_Provided entries_
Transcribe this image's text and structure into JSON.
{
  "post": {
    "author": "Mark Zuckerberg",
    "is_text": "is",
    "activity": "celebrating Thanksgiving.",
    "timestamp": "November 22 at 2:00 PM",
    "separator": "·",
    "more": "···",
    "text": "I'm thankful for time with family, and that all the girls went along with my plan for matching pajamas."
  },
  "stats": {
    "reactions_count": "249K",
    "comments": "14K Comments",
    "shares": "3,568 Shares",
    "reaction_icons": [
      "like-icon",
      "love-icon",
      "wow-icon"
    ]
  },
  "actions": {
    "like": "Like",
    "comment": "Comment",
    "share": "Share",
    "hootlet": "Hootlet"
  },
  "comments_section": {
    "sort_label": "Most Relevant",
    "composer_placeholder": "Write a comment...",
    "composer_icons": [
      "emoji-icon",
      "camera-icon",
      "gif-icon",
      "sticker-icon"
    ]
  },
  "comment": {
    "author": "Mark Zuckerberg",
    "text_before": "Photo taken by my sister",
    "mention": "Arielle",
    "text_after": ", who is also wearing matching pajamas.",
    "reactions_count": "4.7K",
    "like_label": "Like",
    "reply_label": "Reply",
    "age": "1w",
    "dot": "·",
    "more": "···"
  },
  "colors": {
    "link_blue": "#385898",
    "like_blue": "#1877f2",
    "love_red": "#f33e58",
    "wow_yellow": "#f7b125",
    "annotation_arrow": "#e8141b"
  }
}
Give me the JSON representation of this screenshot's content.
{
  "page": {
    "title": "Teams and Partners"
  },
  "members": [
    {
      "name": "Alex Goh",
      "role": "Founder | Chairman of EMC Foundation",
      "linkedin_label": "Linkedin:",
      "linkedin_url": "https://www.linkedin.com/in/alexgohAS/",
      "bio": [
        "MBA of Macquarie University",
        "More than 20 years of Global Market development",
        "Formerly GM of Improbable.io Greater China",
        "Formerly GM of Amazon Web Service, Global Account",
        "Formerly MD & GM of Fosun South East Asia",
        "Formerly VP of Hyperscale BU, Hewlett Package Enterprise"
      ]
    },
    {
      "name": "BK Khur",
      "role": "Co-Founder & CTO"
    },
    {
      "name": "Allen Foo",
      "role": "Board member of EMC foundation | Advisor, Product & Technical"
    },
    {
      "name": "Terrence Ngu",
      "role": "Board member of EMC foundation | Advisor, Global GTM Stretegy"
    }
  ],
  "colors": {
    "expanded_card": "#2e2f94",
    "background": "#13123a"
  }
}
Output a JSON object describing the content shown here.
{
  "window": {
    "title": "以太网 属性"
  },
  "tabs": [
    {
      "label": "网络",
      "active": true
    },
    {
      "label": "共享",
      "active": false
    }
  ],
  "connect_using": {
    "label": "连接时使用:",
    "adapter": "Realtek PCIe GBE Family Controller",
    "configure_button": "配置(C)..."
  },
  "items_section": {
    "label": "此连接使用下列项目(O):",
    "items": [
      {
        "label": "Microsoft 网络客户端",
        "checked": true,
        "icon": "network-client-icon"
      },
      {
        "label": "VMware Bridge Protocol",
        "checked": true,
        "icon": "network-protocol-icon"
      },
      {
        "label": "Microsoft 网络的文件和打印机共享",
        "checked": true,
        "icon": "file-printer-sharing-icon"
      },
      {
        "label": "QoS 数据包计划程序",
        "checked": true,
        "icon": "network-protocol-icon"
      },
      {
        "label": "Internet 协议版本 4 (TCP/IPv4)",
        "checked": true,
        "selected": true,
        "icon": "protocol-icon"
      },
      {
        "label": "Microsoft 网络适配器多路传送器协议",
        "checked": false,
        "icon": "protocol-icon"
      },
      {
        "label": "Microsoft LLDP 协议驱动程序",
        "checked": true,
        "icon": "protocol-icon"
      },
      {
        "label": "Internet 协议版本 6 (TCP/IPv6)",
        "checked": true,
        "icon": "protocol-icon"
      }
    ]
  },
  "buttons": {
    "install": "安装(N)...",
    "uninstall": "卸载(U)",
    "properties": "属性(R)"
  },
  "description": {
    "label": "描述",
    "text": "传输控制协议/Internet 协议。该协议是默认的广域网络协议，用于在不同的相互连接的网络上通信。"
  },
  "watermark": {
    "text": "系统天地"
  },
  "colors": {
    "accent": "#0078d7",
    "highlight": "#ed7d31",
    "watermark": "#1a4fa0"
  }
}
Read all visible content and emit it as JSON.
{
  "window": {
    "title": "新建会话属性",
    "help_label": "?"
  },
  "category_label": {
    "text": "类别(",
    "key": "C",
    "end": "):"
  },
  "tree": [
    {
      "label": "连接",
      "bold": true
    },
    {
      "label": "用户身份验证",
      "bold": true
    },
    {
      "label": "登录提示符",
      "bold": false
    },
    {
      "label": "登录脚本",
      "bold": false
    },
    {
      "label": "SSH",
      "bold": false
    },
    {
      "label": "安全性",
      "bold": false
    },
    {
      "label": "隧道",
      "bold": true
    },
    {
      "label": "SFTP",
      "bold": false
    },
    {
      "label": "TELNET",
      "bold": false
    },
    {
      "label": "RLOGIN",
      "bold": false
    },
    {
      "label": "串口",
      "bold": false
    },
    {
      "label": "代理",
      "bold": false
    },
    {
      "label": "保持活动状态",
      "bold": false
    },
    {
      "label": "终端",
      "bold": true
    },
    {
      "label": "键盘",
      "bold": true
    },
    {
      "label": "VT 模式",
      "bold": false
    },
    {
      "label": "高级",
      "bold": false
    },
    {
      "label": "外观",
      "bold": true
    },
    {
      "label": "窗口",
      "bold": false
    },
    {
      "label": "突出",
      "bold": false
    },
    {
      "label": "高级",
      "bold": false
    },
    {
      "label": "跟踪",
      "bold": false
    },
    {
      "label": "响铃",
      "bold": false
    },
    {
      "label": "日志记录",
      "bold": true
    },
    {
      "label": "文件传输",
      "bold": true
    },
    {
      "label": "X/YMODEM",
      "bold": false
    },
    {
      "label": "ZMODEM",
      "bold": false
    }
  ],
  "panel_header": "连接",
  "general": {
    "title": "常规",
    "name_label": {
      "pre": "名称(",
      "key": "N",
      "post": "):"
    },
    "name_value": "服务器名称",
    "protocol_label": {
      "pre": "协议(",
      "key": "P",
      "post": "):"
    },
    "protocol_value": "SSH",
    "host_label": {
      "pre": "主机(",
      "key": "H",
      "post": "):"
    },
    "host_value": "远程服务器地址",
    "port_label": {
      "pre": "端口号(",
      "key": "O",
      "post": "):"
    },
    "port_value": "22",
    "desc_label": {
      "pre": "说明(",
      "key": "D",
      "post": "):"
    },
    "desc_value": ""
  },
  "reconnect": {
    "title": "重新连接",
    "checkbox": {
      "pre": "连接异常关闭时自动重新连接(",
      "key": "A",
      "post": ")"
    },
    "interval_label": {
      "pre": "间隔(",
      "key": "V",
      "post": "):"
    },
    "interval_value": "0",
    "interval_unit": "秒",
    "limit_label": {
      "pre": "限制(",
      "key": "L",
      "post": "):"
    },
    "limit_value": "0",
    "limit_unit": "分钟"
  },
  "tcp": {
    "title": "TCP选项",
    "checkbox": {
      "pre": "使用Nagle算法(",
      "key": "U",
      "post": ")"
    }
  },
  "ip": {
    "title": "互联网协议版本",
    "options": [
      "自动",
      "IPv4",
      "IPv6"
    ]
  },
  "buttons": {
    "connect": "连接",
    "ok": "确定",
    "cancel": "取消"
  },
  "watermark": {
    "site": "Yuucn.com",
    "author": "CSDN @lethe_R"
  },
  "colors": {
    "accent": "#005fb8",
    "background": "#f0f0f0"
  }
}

_Task statement_
Give the entries again in full, exactly as they are written.

_Correct output_
Transcribe this image's text and structure into JSON.
{
  "post": {
    "author": "Mark Zuckerberg",
    "is_text": "is",
    "activity": "celebrating Thanksgiving.",
    "timestamp": "November 22 at 2:00 PM",
    "separator": "·",
    "more": "···",
    "text": "I'm thankful for time with family, and that all the girls went along with my plan for matching pajamas."
  },
  "stats": {
    "reactions_count": "249K",
    "comments": "14K Comments",
    "shares": "3,568 Shares",
    "reaction_icons": [
      "like-icon",
      "love-icon",
      "wow-icon"
    ]
  },
  "actions": {
    "like": "Like",
    "comment": "Comment",
    "share": "Share",
    "hootlet": "Hootlet"
  },
  "comments_section": {
    "sort_label": "Most Relevant",
    "composer_placeholder": "Write a comment...",
    "composer_icons": [
      "emoji-icon",
      "camera-icon",
      "gif-icon",
      "sticker-icon"
    ]
  },
  "comment": {
    "author": "Mark Zuckerberg",
    "text_before": "Photo taken by my sister",
    "mention": "Arielle",
    "text_after": ", who is also wearing matching pajamas.",
    "reactions_count": "4.7K",
    "like_label": "Like",
    "reply_label": "Reply",
    "age": "1w",
    "dot": "·",
    "more": "···"
  },
  "colors": {
    "link_blue": "#385898",
    "like_blue": "#1877f2",
    "love_red": "#f33e58",
    "wow_yellow": "#f7b125",
    "annotation_arrow": "#e8141b"
  }
}
Give me the JSON representation of this screenshot's content.
{
  "page": {
    "title": "Teams and Partners"
  },
  "members": [
    {
      "name": "Alex Goh",
      "role": "Founder | Chairman of EMC Foundation",
      "linkedin_label": "Linkedin:",
      "linkedin_url": "https://www.linkedin.com/in/alexgohAS/",
      "bio": [
        "MBA of Macquarie University",
        "More than 20 years of Global Market development",
        "Formerly GM of Improbable.io Greater China",
        "Formerly GM of Amazon Web Service, Global Account",
        "Formerly MD & GM of Fosun South East Asia",
        "Formerly VP of Hyperscale BU, Hewlett Package Enterprise"
      ]
    },
    {
      "name": "BK Khur",
      "role": "Co-Founder & CTO"
    },
    {
      "name": "Allen Foo",
      "role": "Board member of EMC foundation | Advisor, Product & Technical"
    },
    {
      "name": "Terrence Ngu",
      "role": "Board member of EMC foundation | Advisor, Global GTM Stretegy"
    }
  ],
  "colors": {
    "expanded_card": "#2e2f94",
    "background": "#13123a"
  }
}
Output a JSON object describing the content shown here.
{
  "window": {
    "title": "以太网 属性"
  },
  "tabs": [
    {
      "label": "网络",
      "active": true
    },
    {
      "label": "共享",
      "active": false
    }
  ],
  "connect_using": {
    "label": "连接时使用:",
    "adapter": "Realtek PCIe GBE Family Controller",
    "configure_button": "配置(C)..."
  },
  "items_section": {
    "label": "此连接使用下列项目(O):",
    "items": [
      {
        "label": "Microsoft 网络客户端",
        "checked": true,
        "icon": "network-client-icon"
      },
      {
        "label": "VMware Bridge Protocol",
        "checked": true,
        "icon": "network-protocol-icon"
      },
      {
        "label": "Microsoft 网络的文件和打印机共享",
        "checked": true,
        "icon": "file-printer-sharing-icon"
      },
      {
        "label": "QoS 数据包计划程序",
        "checked": true,
        "icon": "network-protocol-icon"
      },
      {
        "label": "Internet 协议版本 4 (TCP/IPv4)",
        "checked": true,
        "selected": true,
        "icon": "protocol-icon"
      },
      {
        "label": "Microsoft 网络适配器多路传送器协议",
        "checked": false,
        "icon": "protocol-icon"
      },
      {
        "label": "Microsoft LLDP 协议驱动程序",
        "checked": true,
        "icon": "protocol-icon"
      },
      {
        "label": "Internet 协议版本 6 (TCP/IPv6)",
        "checked": true,
        "icon": "protocol-icon"
      }
    ]
  },
  "buttons": {
    "install": "安装(N)...",
    "uninstall": "卸载(U)",
    "properties": "属性(R)"
  },
  "description": {
    "label": "描述",
    "text": "传输控制协议/Internet 协议。该协议是默认的广域网络协议，用于在不同的相互连接的网络上通信。"
  },
  "watermark": {
    "text": "系统天地"
  },
  "colors": {
    "accent": "#0078d7",
    "highlight": "#ed7d31",
    "watermark": "#1a4fa0"
  }
}
Read all visible content and emit it as JSON.
{
  "window": {
    "title": "新建会话属性",
    "help_label": "?"
  },
  "category_label": {
    "text": "类别(",
    "key": "C",
    "end": "):"
  },
  "tree": [
    {
      "label": "连接",
      "bold": true
    },
    {
      "label": "用户身份验证",
      "bold": true
    },
    {
      "label": "登录提示符",
      "bold": false
    },
    {
      "label": "登录脚本",
      "bold": false
    },
    {
      "label": "SSH",
      "bold": false
    },
    {
      "label": "安全性",
      "bold": false
    },
    {
      "label": "隧道",
      "bold": true
    },
    {
      "label": "SFTP",
      "bold": false
    },
    {
      "label": "TELNET",
      "bold": false
    },
    {
      "label": "RLOGIN",
      "bold": false
    },
    {
      "label": "串口",
      "bold": false
    },
    {
      "label": "代理",
      "bold": false
    },
    {
      "label": "保持活动状态",
      "bold": false
    },
    {
      "label": "终端",
      "bold": true
    },
    {
      "label": "键盘",
      "bold": true
    },
    {
      "label": "VT 模式",
      "bold": false
    },
    {
      "label": "高级",
      "bold": false
    },
    {
      "label": "外观",
      "bold": true
    },
    {
      "label": "窗口",
      "bold": false
    },
    {
      "label": "突出",
      "bold": false
    },
    {
      "label": "高级",
      "bold": false
    },
    {
      "label": "跟踪",
      "bold": false
    },
    {
      "label": "响铃",
      "bold": false
    },
    {
      "label": "日志记录",
      "bold": true
    },
    {
      "label": "文件传输",
      "bold": true
    },
    {
      "label": "X/YMODEM",
      "bold": false
    },
    {
      "label": "ZMODEM",
      "bold": false
    }
  ],
  "panel_header": "连接",
  "general": {
    "title": "常规",
    "name_label": {
      "pre": "名称(",
      "key": "N",
      "post": "):"
    },
    "name_value": "服务器名称",
    "protocol_label": {
      "pre": "协议(",
      "key": "P",
      "post": "):"
    },
    "protocol_value": "SSH",
    "host_label": {
      "pre": "主机(",
      "key": "H",
      "post": "):"
    },
    "host_value": "远程服务器地址",
    "port_label": {
      "pre": "端口号(",
      "key": "O",
      "post": "):"
    },
    "port_value": "22",
    "desc_label": {
      "pre": "说明(",
      "key": "D",
      "post": "):"
    },
    "desc_value": ""
  },
  "reconnect": {
    "title": "重新连接",
    "checkbox": {
      "pre": "连接异常关闭时自动重新连接(",
      "key": "A",
      "post": ")"
    },
    "interval_label": {
      "pre": "间隔(",
      "key": "V",
      "post": "):"
    },
    "interval_value": "0",
    "interval_unit": "秒",
    "limit_label": {
      "pre": "限制(",
      "key": "L",
      "post": "):"
    },
    "limit_value": "0",
    "limit_unit": "分钟"
  },
  "tcp": {
    "title": "TCP选项",
    "checkbox": {
      "pre": "使用Nagle算法(",
      "key": "U",
      "post": ")"
    }
  },
  "ip": {
    "title": "互联网协议版本",
    "options": [
      "自动",
      "IPv4",
      "IPv6"
    ]
  },
  "buttons": {
    "connect": "连接",
    "ok": "确定",
    "cancel": "取消"
  },
  "watermark": {
    "site": "Yuucn.com",
    "author": "CSDN @lethe_R"
  },
  "colors": {
    "accent": "#005fb8",
    "background": "#f0f0f0"
  }
}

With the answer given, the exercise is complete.